# Extracted information
=====

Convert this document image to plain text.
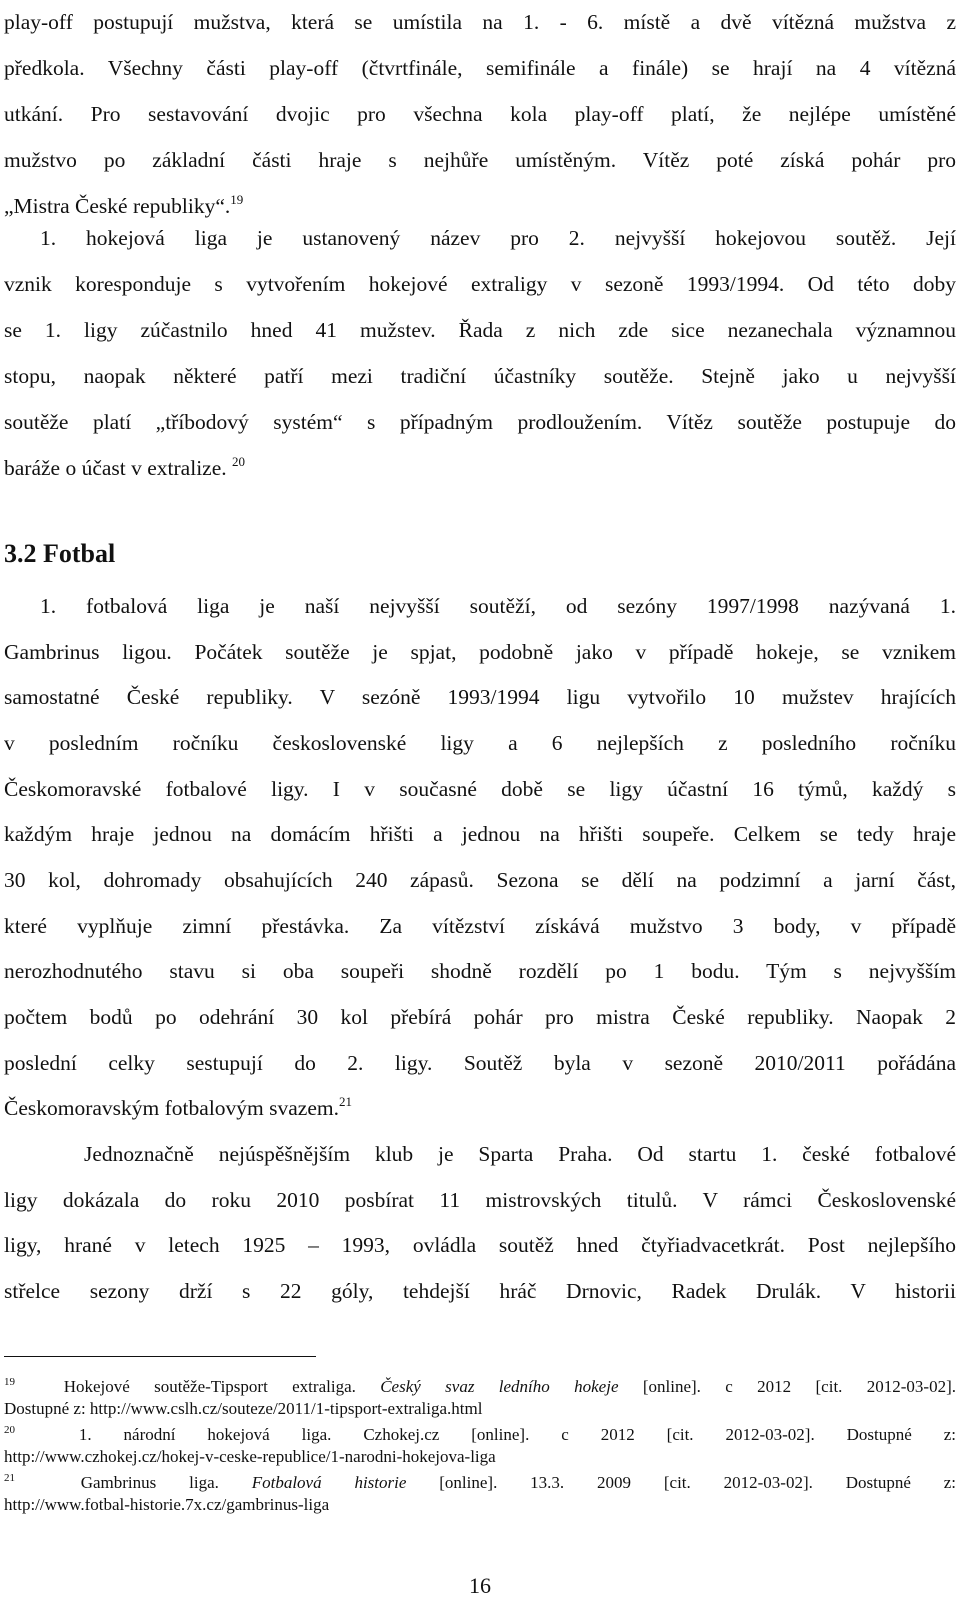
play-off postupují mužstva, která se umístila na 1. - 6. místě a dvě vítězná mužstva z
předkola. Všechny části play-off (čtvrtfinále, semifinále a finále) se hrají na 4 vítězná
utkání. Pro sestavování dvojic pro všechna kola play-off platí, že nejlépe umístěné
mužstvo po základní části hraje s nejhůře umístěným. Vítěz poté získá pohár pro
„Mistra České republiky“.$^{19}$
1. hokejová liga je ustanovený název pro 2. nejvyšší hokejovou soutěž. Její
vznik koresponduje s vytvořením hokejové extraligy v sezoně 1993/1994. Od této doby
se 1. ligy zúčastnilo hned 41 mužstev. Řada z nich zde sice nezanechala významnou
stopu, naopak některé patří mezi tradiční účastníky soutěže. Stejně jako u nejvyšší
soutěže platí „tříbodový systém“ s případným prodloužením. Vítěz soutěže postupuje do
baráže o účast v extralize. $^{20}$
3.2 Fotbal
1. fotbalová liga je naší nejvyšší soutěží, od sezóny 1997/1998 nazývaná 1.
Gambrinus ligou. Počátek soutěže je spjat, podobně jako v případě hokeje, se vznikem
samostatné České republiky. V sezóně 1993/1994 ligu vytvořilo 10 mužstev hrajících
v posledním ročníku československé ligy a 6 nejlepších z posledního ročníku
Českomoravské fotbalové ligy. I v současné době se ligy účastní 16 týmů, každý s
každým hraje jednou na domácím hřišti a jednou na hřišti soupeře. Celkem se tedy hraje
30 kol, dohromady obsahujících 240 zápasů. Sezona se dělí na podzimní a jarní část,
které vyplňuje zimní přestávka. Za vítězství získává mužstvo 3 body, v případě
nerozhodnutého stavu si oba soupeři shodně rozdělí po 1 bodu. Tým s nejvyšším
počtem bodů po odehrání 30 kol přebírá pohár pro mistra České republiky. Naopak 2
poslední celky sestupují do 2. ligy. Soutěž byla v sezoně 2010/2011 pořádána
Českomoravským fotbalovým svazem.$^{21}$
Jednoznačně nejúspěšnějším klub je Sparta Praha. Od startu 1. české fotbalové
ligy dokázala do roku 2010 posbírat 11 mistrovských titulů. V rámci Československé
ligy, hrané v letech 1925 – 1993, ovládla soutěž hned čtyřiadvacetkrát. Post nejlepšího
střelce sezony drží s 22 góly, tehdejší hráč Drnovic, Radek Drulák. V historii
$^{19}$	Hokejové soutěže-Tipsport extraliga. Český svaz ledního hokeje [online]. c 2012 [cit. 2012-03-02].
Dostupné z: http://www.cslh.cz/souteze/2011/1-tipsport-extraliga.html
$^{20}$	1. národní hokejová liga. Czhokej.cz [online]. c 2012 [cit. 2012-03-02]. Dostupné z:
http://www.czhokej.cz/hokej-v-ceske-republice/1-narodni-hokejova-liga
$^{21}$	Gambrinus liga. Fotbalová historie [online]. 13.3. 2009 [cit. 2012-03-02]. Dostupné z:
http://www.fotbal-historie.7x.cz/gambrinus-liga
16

=====

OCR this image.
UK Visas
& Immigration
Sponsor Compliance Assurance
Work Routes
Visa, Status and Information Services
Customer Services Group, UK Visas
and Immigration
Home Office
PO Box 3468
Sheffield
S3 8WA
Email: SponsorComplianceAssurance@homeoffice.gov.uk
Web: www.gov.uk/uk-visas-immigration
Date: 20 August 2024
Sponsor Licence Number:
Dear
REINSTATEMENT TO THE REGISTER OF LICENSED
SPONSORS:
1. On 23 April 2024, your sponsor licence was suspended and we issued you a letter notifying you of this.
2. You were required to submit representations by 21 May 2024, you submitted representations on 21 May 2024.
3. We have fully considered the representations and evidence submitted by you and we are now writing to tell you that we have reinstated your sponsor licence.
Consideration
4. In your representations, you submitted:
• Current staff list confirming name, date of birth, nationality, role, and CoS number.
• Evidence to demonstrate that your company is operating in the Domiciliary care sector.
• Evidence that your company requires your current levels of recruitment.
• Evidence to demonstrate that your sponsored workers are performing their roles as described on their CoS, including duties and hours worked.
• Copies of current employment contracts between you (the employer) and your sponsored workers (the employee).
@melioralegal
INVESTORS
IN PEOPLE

=====

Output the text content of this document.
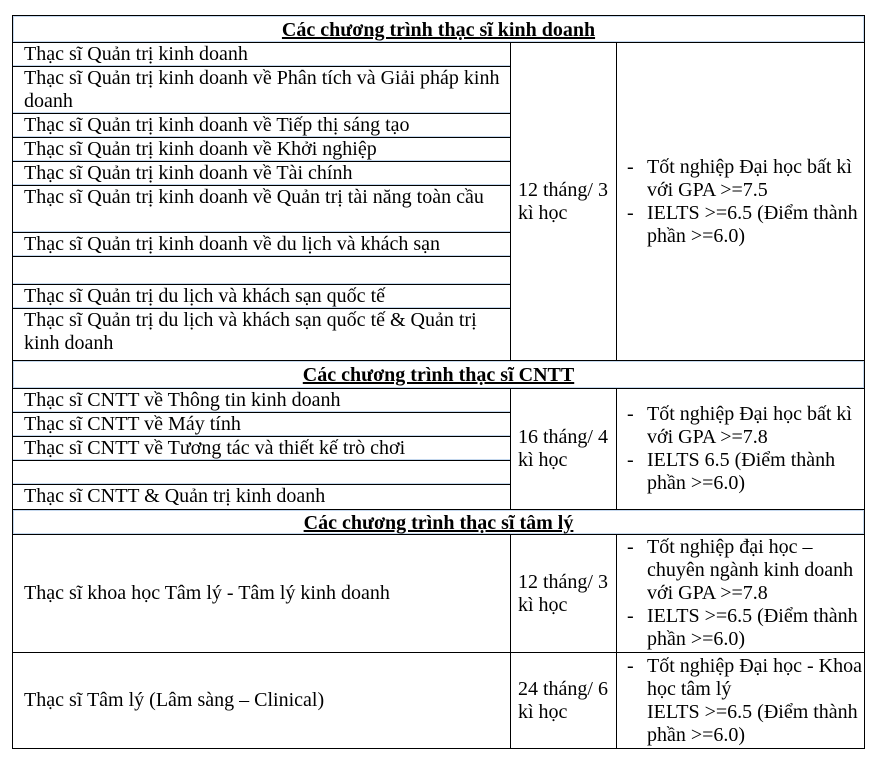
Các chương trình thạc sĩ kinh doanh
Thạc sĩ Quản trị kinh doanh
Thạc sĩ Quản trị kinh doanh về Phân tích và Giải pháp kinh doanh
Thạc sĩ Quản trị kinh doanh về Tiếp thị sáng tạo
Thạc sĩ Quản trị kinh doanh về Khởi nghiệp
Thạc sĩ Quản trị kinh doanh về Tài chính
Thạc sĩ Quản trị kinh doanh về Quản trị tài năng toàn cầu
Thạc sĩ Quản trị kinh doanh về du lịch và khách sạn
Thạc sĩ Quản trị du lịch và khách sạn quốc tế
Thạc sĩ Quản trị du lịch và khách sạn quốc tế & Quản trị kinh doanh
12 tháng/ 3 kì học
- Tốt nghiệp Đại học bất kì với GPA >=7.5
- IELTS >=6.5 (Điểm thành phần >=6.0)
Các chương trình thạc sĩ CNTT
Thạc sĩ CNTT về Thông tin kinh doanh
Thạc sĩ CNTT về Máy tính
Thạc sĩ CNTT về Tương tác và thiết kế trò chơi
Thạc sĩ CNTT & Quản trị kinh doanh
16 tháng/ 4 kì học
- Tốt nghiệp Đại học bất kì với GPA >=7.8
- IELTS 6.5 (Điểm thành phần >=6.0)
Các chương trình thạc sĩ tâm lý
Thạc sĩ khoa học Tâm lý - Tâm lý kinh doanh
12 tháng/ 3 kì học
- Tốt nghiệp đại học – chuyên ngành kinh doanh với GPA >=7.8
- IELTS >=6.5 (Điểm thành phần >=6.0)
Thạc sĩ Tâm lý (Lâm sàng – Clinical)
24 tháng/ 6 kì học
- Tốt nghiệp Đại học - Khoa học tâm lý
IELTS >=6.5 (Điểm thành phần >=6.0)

=====

# Description of the task
Point out every line holding the string "text" and copy it.

# The reply
Convert this document image to plain text.
Output the text content of this document.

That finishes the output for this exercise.